Each line of the entries below that includes "Debunking" belongs in your answer.

- RECORD EXTRACTS -
= = = =

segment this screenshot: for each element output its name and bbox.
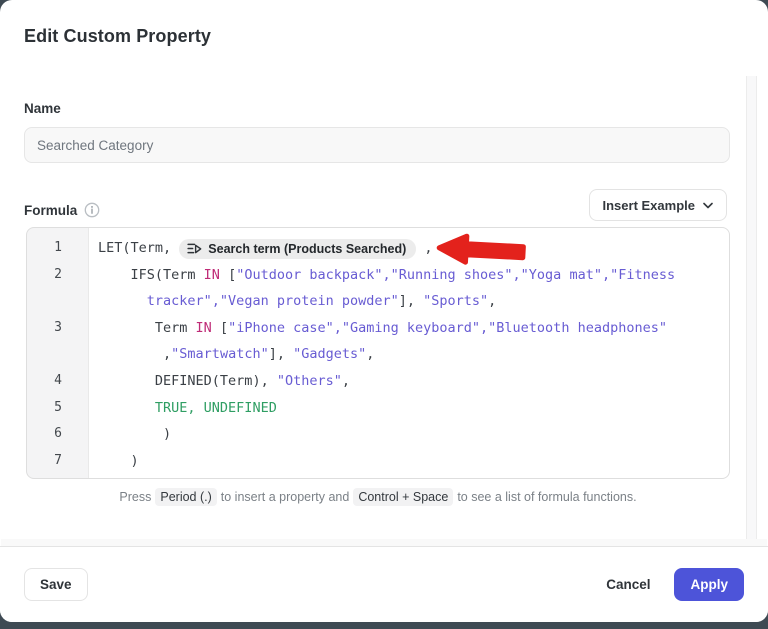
kbd-control-space: Control + Space	[353, 488, 453, 506]
vertical-scrollbar[interactable]	[746, 76, 757, 539]
insert-example-button[interactable]: Insert Example	[589, 189, 728, 221]
code-line[interactable]: tracker","Vegan protein powder"], "Sport…	[27, 288, 729, 315]
code-segment-green: TRUE, UNDEFINED	[155, 400, 277, 416]
dialog-footer: Save Cancel Apply	[0, 546, 768, 622]
code-segment-plain: LET(Term,	[98, 240, 179, 256]
code-text: )	[89, 448, 139, 475]
code-line[interactable]: 4 DEFINED(Term), "Others",	[27, 368, 729, 395]
hint-between: to insert a property and	[221, 490, 350, 504]
code-text: ,"Smartwatch"], "Gadgets",	[89, 341, 374, 368]
code-segment-plain: ,	[163, 346, 171, 362]
line-number: 6	[27, 421, 89, 448]
shortcut-hint: Press Period (.) to insert a property andC…	[26, 490, 730, 504]
property-chip-icon	[187, 241, 202, 256]
code-segment-str: "Smartwatch"	[171, 346, 269, 362]
edit-custom-property-dialog: Edit Custom Property Name Formula Insert…	[0, 0, 768, 622]
code-line[interactable]: 3 Term IN ["iPhone case","Gaming keyboar…	[27, 315, 729, 342]
kbd-period: Period (.)	[155, 488, 216, 506]
code-segment-plain: ,	[488, 293, 496, 309]
info-icon[interactable]	[84, 202, 100, 218]
formula-label-row: Formula	[24, 202, 100, 218]
code-line[interactable]: 2 IFS(Term IN ["Outdoor backpack","Runni…	[27, 262, 729, 289]
code-segment-plain: ,	[416, 240, 432, 256]
dialog-title: Edit Custom Property	[24, 26, 211, 47]
code-line[interactable]: 5 TRUE, UNDEFINED	[27, 395, 729, 422]
code-segment-str: "Others"	[277, 373, 342, 389]
code-segment-kw: IN	[196, 320, 212, 336]
code-text: DEFINED(Term), "Others",	[89, 368, 350, 395]
formula-editor[interactable]: 1LET(Term, Search term (Products Searche…	[26, 227, 730, 479]
formula-label: Formula	[24, 203, 77, 218]
code-segment-plain: ],	[269, 346, 293, 362]
hint-press: Press	[119, 490, 151, 504]
code-segment-str: tracker","Vegan protein powder"	[147, 293, 399, 309]
line-number: 4	[27, 368, 89, 395]
line-number: 7	[27, 448, 89, 475]
name-label: Name	[24, 101, 61, 116]
code-text: IFS(Term IN ["Outdoor backpack","Running…	[89, 262, 675, 289]
code-text: tracker","Vegan protein powder"], "Sport…	[89, 288, 496, 315]
code-segment-plain: )	[131, 453, 139, 469]
line-number	[27, 341, 89, 368]
code-segment-str: "iPhone case","Gaming keyboard","Bluetoo…	[228, 320, 667, 336]
code-text: LET(Term, Search term (Products Searched…	[89, 235, 433, 262]
save-button[interactable]: Save	[24, 568, 88, 601]
property-chip-label: Search term (Products Searched)	[208, 241, 406, 257]
hint-after: to see a list of formula functions.	[457, 490, 636, 504]
line-number: 2	[27, 262, 89, 289]
annotation-arrow-icon	[434, 231, 528, 275]
code-segment-str: "Sports"	[423, 293, 488, 309]
code-segment-plain: [	[212, 320, 228, 336]
code-segment-plain: DEFINED(Term),	[155, 373, 277, 389]
line-number: 1	[27, 235, 89, 262]
code-segment-str: "Gadgets"	[293, 346, 366, 362]
code-text: TRUE, UNDEFINED	[89, 395, 277, 422]
code-segment-plain: ,	[366, 346, 374, 362]
code-line[interactable]: 7 )	[27, 448, 729, 475]
code-segment-plain: ],	[399, 293, 423, 309]
code-text: Term IN ["iPhone case","Gaming keyboard"…	[89, 315, 667, 342]
insert-example-label: Insert Example	[603, 198, 696, 213]
line-number: 5	[27, 395, 89, 422]
cancel-button[interactable]: Cancel	[598, 568, 658, 601]
line-number	[27, 288, 89, 315]
code-segment-plain: )	[163, 426, 171, 442]
property-chip[interactable]: Search term (Products Searched)	[179, 239, 416, 259]
apply-button[interactable]: Apply	[674, 568, 744, 601]
code-line[interactable]: 6 )	[27, 421, 729, 448]
code-segment-kw: IN	[204, 267, 220, 283]
chevron-down-icon	[703, 202, 713, 209]
code-segment-plain: IFS(Term	[131, 267, 204, 283]
code-segment-plain: ,	[342, 373, 350, 389]
line-number: 3	[27, 315, 89, 342]
code-text: )	[89, 421, 171, 448]
horizontal-scrollbar[interactable]	[1, 539, 767, 546]
code-segment-plain: Term	[155, 320, 196, 336]
code-line[interactable]: 1LET(Term, Search term (Products Searche…	[27, 235, 729, 262]
code-line[interactable]: ,"Smartwatch"], "Gadgets",	[27, 341, 729, 368]
name-input[interactable]	[24, 127, 730, 163]
code-segment-plain: [	[220, 267, 236, 283]
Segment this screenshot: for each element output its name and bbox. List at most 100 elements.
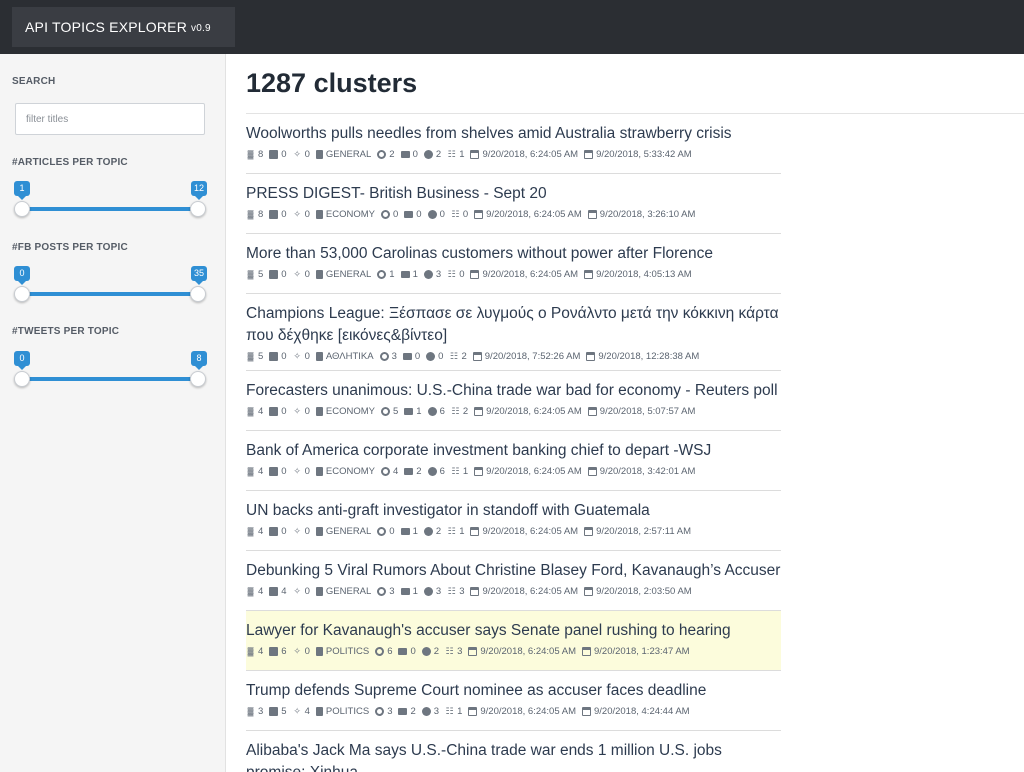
- cluster-item[interactable]: Bank of America corporate investment ban…: [246, 431, 781, 491]
- rss-icon: [246, 467, 255, 476]
- slider-min-handle[interactable]: [14, 286, 30, 302]
- category: GENERAL: [315, 269, 371, 280]
- updated-date: 9/20/2018, 3:42:01 AM: [587, 466, 695, 477]
- calendar-icon: [468, 707, 478, 716]
- cluster-meta: 4 0 0 GENERAL 0 1 2 1 9/20/2018, 6:24:05…: [246, 526, 781, 537]
- book-icon: [315, 527, 323, 536]
- cluster-meta: 5 0 0 GENERAL 1 1 3 0 9/20/2018, 6:24:05…: [246, 269, 781, 280]
- slider-max-handle[interactable]: [190, 371, 206, 387]
- questions-count: 0: [426, 351, 443, 362]
- cluster-title[interactable]: Alibaba's Jack Ma says U.S.-China trade …: [246, 740, 781, 772]
- calendar-icon: [470, 150, 480, 159]
- cluster-item[interactable]: More than 53,000 Carolinas customers wit…: [246, 234, 781, 294]
- created-date: 9/20/2018, 6:24:05 AM: [474, 209, 582, 220]
- slider-max-value: 35: [190, 266, 207, 285]
- calendar-icon: [584, 527, 594, 536]
- slider-max-handle[interactable]: [190, 286, 206, 302]
- briefcase-icon: [400, 528, 410, 535]
- created-date: 9/20/2018, 6:24:05 AM: [470, 586, 578, 597]
- cluster-title[interactable]: Champions League: Ξέσπασε σε λυγμούς ο Ρ…: [246, 303, 781, 347]
- cluster-title[interactable]: Woolworths pulls needles from shelves am…: [246, 123, 781, 145]
- orgs-count: 0: [400, 149, 418, 160]
- questions-count: 6: [427, 466, 445, 477]
- category: GENERAL: [315, 586, 371, 597]
- book-icon: [315, 467, 323, 476]
- questions-count: 2: [423, 526, 441, 537]
- cluster-item[interactable]: Forecasters unanimous: U.S.-China trade …: [246, 371, 781, 431]
- cluster-item[interactable]: Trump defends Supreme Court nominee as a…: [246, 671, 781, 731]
- sitemap-icon: [447, 270, 456, 279]
- sitemap-icon: [451, 210, 460, 219]
- slider-min-value: 0: [14, 266, 30, 285]
- people-count: 0: [377, 526, 395, 537]
- tweets-count: 0: [293, 586, 310, 597]
- orgs-count: 2: [398, 706, 416, 717]
- question-icon: [421, 707, 431, 716]
- created-date: 9/20/2018, 6:24:05 AM: [470, 269, 578, 280]
- fb-count: 0: [269, 466, 287, 477]
- updated-date: 9/20/2018, 3:26:10 AM: [587, 209, 695, 220]
- orgs-count: 0: [402, 351, 420, 362]
- slider-track[interactable]: [22, 377, 198, 381]
- user-icon: [380, 407, 390, 416]
- cluster-title[interactable]: Debunking 5 Viral Rumors About Christine…: [246, 560, 781, 582]
- subtopics-count: 1: [451, 466, 468, 477]
- slider-track[interactable]: [22, 292, 198, 296]
- slider-max-value: 8: [191, 351, 207, 370]
- tweets-count: 0: [293, 406, 310, 417]
- tweets-count: 0: [293, 646, 310, 657]
- articles-count: 4: [246, 586, 263, 597]
- slider-track[interactable]: [22, 207, 198, 211]
- tweets-count: 0: [293, 269, 310, 280]
- search-input[interactable]: [15, 103, 205, 135]
- cluster-item[interactable]: Debunking 5 Viral Rumors About Christine…: [246, 551, 781, 611]
- cluster-title[interactable]: Forecasters unanimous: U.S.-China trade …: [246, 380, 781, 402]
- twitter-icon: [293, 210, 302, 219]
- questions-count: 2: [423, 149, 441, 160]
- tweets-count: 0: [293, 149, 310, 160]
- rss-icon: [246, 647, 255, 656]
- articles-count: 5: [246, 351, 263, 362]
- articles-count: 4: [246, 526, 263, 537]
- subtopics-count: 1: [447, 526, 464, 537]
- slider-min-handle[interactable]: [14, 371, 30, 387]
- question-icon: [421, 647, 431, 656]
- tweets-range-slider[interactable]: 0 8: [12, 351, 208, 391]
- cluster-title[interactable]: PRESS DIGEST- British Business - Sept 20: [246, 183, 781, 205]
- slider-min-handle[interactable]: [14, 201, 30, 217]
- facebook-icon: [269, 647, 279, 656]
- briefcase-icon: [404, 468, 414, 475]
- calendar-icon: [584, 270, 594, 279]
- fb-count: 0: [269, 526, 287, 537]
- tweets-slider-label: #TWEETS PER TOPIC: [12, 326, 120, 337]
- cluster-item[interactable]: PRESS DIGEST- British Business - Sept 20…: [246, 174, 781, 234]
- cluster-item[interactable]: Lawyer for Kavanaugh's accuser says Sena…: [246, 611, 781, 671]
- twitter-icon: [293, 407, 302, 416]
- cluster-title[interactable]: Trump defends Supreme Court nominee as a…: [246, 680, 781, 702]
- cluster-item[interactable]: Champions League: Ξέσπασε σε λυγμούς ο Ρ…: [246, 294, 781, 371]
- updated-date: 9/20/2018, 4:24:44 AM: [581, 706, 690, 717]
- articles-range-slider[interactable]: 1 12: [12, 181, 208, 221]
- category: ECONOMY: [315, 466, 375, 477]
- briefcase-icon: [404, 408, 414, 415]
- rss-icon: [246, 270, 255, 279]
- app-brand[interactable]: API TOPICS EXPLORER v0.9: [12, 7, 235, 47]
- cluster-title[interactable]: Lawyer for Kavanaugh's accuser says Sena…: [246, 620, 781, 642]
- updated-date: 9/20/2018, 4:05:13 AM: [584, 269, 692, 280]
- cluster-title[interactable]: Bank of America corporate investment ban…: [246, 440, 781, 462]
- fb-range-slider[interactable]: 0 35: [12, 266, 208, 306]
- cluster-item[interactable]: Woolworths pulls needles from shelves am…: [246, 114, 781, 174]
- cluster-item[interactable]: UN backs anti-graft investigator in stan…: [246, 491, 781, 551]
- slider-max-handle[interactable]: [190, 201, 206, 217]
- cluster-item[interactable]: Alibaba's Jack Ma says U.S.-China trade …: [246, 731, 781, 772]
- facebook-icon: [269, 352, 279, 361]
- fb-count: 0: [269, 209, 287, 220]
- sitemap-icon: [451, 407, 460, 416]
- book-icon: [315, 647, 323, 656]
- cluster-title[interactable]: UN backs anti-graft investigator in stan…: [246, 500, 781, 522]
- fb-count: 0: [269, 269, 287, 280]
- cluster-title[interactable]: More than 53,000 Carolinas customers wit…: [246, 243, 781, 265]
- questions-count: 3: [423, 586, 441, 597]
- book-icon: [315, 707, 323, 716]
- people-count: 1: [377, 269, 395, 280]
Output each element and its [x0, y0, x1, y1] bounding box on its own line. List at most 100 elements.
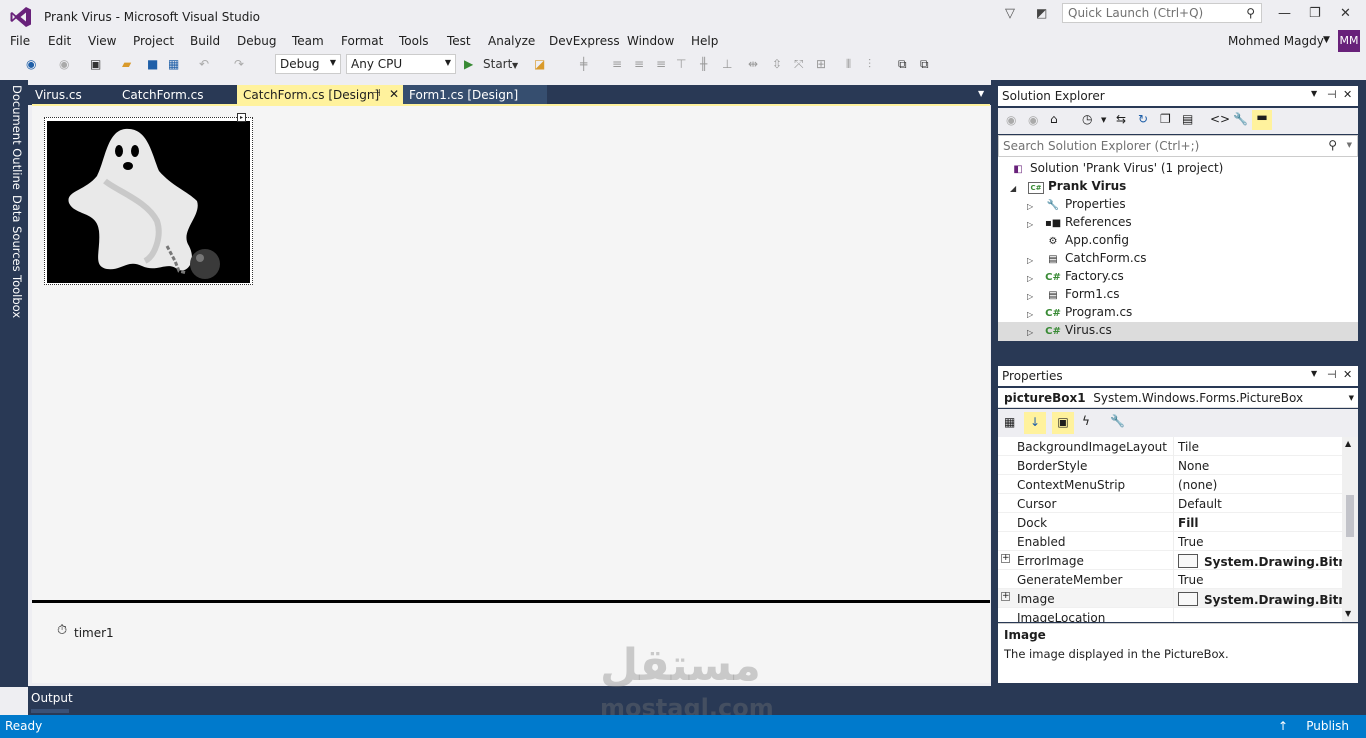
view-code-icon[interactable]: <> [1210, 112, 1230, 126]
tree-item-virus[interactable]: C# Virus.cs [1045, 323, 1112, 341]
tab-data-sources[interactable]: Data Sources [10, 195, 24, 272]
property-value[interactable]: True [1173, 570, 1342, 589]
property-value[interactable]: Fill [1173, 513, 1342, 532]
tree-item-app-config[interactable]: ⚙ App.config [1045, 233, 1129, 251]
tree-item-references[interactable]: ▪■ References [1045, 215, 1132, 233]
menu-test[interactable]: Test [447, 34, 471, 48]
close-icon[interactable]: ✕ [1343, 88, 1352, 101]
menu-format[interactable]: Format [341, 34, 383, 48]
menu-tools[interactable]: Tools [399, 34, 429, 48]
scroll-up-icon[interactable]: ▲ [1345, 439, 1351, 448]
collapsed-arrow-icon[interactable]: ▷ [1027, 202, 1033, 211]
start-play-icon[interactable]: ▶ [464, 57, 473, 71]
property-pages-icon[interactable]: 🔧 [1110, 414, 1125, 428]
solution-platform-select[interactable]: Any CPU ▼ [346, 54, 456, 74]
property-row[interactable]: Cursor Default [998, 494, 1342, 513]
pin-icon[interactable]: ⊣ [1327, 368, 1337, 381]
collapse-all-icon[interactable]: ❐ [1160, 112, 1171, 126]
collapsed-arrow-icon[interactable]: ▷ [1027, 256, 1033, 265]
menu-devexpress[interactable]: DevExpress [549, 34, 620, 48]
tree-item-form1[interactable]: ▤ Form1.cs [1045, 287, 1119, 305]
property-value[interactable] [1173, 608, 1342, 622]
sync-icon[interactable]: ⇆ [1116, 112, 1126, 126]
align-bottom-icon[interactable]: ⊥ [722, 57, 732, 71]
forward-icon[interactable]: ◉ [1028, 113, 1038, 127]
refresh-icon[interactable]: ↻ [1138, 112, 1148, 126]
menu-window[interactable]: Window [627, 34, 674, 48]
menu-file[interactable]: File [10, 34, 30, 48]
tab-catchform-cs[interactable]: CatchForm.cs [116, 85, 236, 105]
save-icon[interactable]: ■ [147, 57, 158, 71]
properties-view-icon[interactable]: ▣ [1052, 412, 1074, 434]
align-right-icon[interactable]: ≡ [656, 57, 666, 71]
make-same-height-icon[interactable]: ⇳ [772, 57, 782, 71]
spacing-vertical-icon[interactable]: ⫶ [868, 57, 871, 72]
solution-configuration-select[interactable]: Debug ▼ [275, 54, 341, 74]
preview-selected-icon[interactable]: ▬ [1252, 110, 1272, 130]
properties-wrench-icon[interactable]: 🔧 [1233, 112, 1248, 126]
browser-link-icon[interactable]: ◪ [534, 57, 545, 71]
tab-output[interactable]: Output [31, 691, 73, 705]
tab-form1-design[interactable]: Form1.cs [Design] [403, 85, 547, 105]
properties-object-selector[interactable]: pictureBox1 System.Windows.Forms.Picture… [998, 388, 1358, 408]
tree-item-properties[interactable]: 🔧 Properties [1045, 197, 1126, 215]
tree-item-project[interactable]: C# Prank Virus [1028, 179, 1126, 197]
chevron-down-icon[interactable]: ▼ [1347, 141, 1352, 149]
close-icon[interactable]: ✕ [1343, 368, 1352, 381]
collapsed-arrow-icon[interactable]: ▷ [1027, 310, 1033, 319]
publish-arrow-icon[interactable]: ↑ [1278, 719, 1288, 733]
categorized-icon[interactable]: ▦ [1004, 415, 1015, 429]
size-to-grid-icon[interactable]: ⊞ [816, 57, 826, 71]
menu-view[interactable]: View [88, 34, 116, 48]
pin-icon[interactable]: ⊣ [1327, 88, 1337, 101]
property-value[interactable]: Tile [1173, 437, 1342, 456]
property-row[interactable]: ContextMenuStrip (none) [998, 475, 1342, 494]
menu-debug[interactable]: Debug [237, 34, 276, 48]
menu-help[interactable]: Help [691, 34, 718, 48]
close-icon[interactable]: ✕ [389, 87, 399, 101]
collapsed-arrow-icon[interactable]: ▷ [1027, 328, 1033, 337]
chevron-down-icon[interactable]: ▼ [1323, 35, 1330, 45]
make-same-width-icon[interactable]: ⇹ [748, 57, 758, 71]
quick-launch-input[interactable]: Quick Launch (Ctrl+Q) ⚲ [1062, 3, 1262, 23]
collapsed-arrow-icon[interactable]: ▷ [1027, 292, 1033, 301]
tab-document-outline[interactable]: Document Outline [10, 85, 24, 190]
expand-plus-icon[interactable]: + [1001, 592, 1010, 601]
property-row[interactable]: + ErrorImage System.Drawing.Bitmap [998, 551, 1342, 570]
expanded-arrow-icon[interactable]: ◢ [1010, 184, 1016, 193]
align-left-icon[interactable]: ╪ [580, 57, 587, 71]
redo-icon[interactable]: ↷ [234, 57, 244, 71]
menu-project[interactable]: Project [133, 34, 174, 48]
feedback-icon[interactable]: ◩ [1036, 6, 1047, 20]
alphabetical-icon[interactable]: ↓ [1024, 412, 1046, 434]
home-icon[interactable]: ⌂ [1050, 112, 1058, 126]
property-value[interactable]: Default [1173, 494, 1342, 513]
open-file-icon[interactable]: ▰ [122, 57, 131, 71]
tab-catchform-design[interactable]: CatchForm.cs [Design] ⊣ ✕ [237, 85, 403, 105]
bring-to-front-icon[interactable]: ⧉ [898, 57, 907, 72]
align-icon[interactable]: ≡ [612, 57, 622, 71]
send-to-back-icon[interactable]: ⧉ [920, 57, 929, 72]
show-all-files-icon[interactable]: ▤ [1182, 112, 1193, 126]
document-list-dropdown-icon[interactable]: ▼ [978, 89, 984, 98]
align-middle-icon[interactable]: ╫ [700, 57, 707, 71]
chevron-down-icon[interactable]: ▼ [1311, 369, 1317, 378]
property-row[interactable]: BackgroundImageLayout Tile [998, 437, 1342, 456]
menu-team[interactable]: Team [292, 34, 324, 48]
menu-analyze[interactable]: Analyze [488, 34, 535, 48]
solution-explorer-search-input[interactable]: Search Solution Explorer (Ctrl+;) ⚲ ▼ [998, 135, 1358, 157]
chevron-down-icon[interactable]: ▼ [1311, 89, 1317, 98]
scroll-down-icon[interactable]: ▼ [1345, 609, 1351, 618]
restore-button[interactable]: ❐ [1309, 6, 1321, 21]
property-value[interactable]: System.Drawing.Bitmap [1173, 589, 1342, 608]
property-row[interactable]: ImageLocation [998, 608, 1342, 622]
pin-icon[interactable]: ⊣ [372, 88, 381, 99]
start-button[interactable]: Start [483, 57, 512, 71]
align-center-icon[interactable]: ≡ [634, 57, 644, 71]
tab-toolbox[interactable]: Toolbox [10, 275, 24, 318]
tree-item-factory[interactable]: C# Factory.cs [1045, 269, 1124, 287]
back-icon[interactable]: ◉ [1006, 113, 1016, 127]
minimize-button[interactable]: — [1278, 6, 1291, 21]
property-value[interactable]: (none) [1173, 475, 1342, 494]
undo-icon[interactable]: ↶ [199, 57, 209, 71]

= = = =

- TASK RESULT -
- cluster-title[interactable]: Debunking 5 Viral Rumors About Christine…: [246, 560, 781, 582]
- cluster-item[interactable]: Debunking 5 Viral Rumors About Christine…: [246, 551, 781, 611]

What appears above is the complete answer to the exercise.